**THE TASK**
Could you transcribe the material below exactly, without leaving out a single line?

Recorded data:
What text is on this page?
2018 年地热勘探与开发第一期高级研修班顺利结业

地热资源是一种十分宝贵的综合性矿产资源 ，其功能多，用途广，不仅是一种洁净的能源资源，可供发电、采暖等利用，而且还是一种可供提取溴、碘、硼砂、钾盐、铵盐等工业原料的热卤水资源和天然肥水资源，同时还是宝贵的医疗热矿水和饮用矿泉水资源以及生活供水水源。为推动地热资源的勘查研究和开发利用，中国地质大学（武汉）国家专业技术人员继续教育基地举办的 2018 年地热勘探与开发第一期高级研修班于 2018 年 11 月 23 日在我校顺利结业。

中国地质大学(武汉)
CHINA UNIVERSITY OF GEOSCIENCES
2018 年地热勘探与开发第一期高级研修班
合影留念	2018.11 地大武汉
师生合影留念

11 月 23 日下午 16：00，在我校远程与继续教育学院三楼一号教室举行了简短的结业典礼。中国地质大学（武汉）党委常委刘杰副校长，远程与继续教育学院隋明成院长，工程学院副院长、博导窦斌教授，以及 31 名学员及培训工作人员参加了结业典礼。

**ANSWER FOR THE TASK**
What text is on this page?
2018 年地热勘探与开发第一期高级研修班顺利结业

地热资源是一种十分宝贵的综合性矿产资源 ，其功能多，用途广，不仅是一种洁净的能源资源，可供发电、采暖等利用，而且还是一种可供提取溴、碘、硼砂、钾盐、铵盐等工业原料的热卤水资源和天然肥水资源，同时还是宝贵的医疗热矿水和饮用矿泉水资源以及生活供水水源。为推动地热资源的勘查研究和开发利用，中国地质大学（武汉）国家专业技术人员继续教育基地举办的 2018 年地热勘探与开发第一期高级研修班于 2018 年 11 月 23 日在我校顺利结业。

中国地质大学(武汉)
CHINA UNIVERSITY OF GEOSCIENCES
2018 年地热勘探与开发第一期高级研修班
合影留念	2018.11 地大武汉
师生合影留念

11 月 23 日下午 16：00，在我校远程与继续教育学院三楼一号教室举行了简短的结业典礼。中国地质大学（武汉）党委常委刘杰副校长，远程与继续教育学院隋明成院长，工程学院副院长、博导窦斌教授，以及 31 名学员及培训工作人员参加了结业典礼。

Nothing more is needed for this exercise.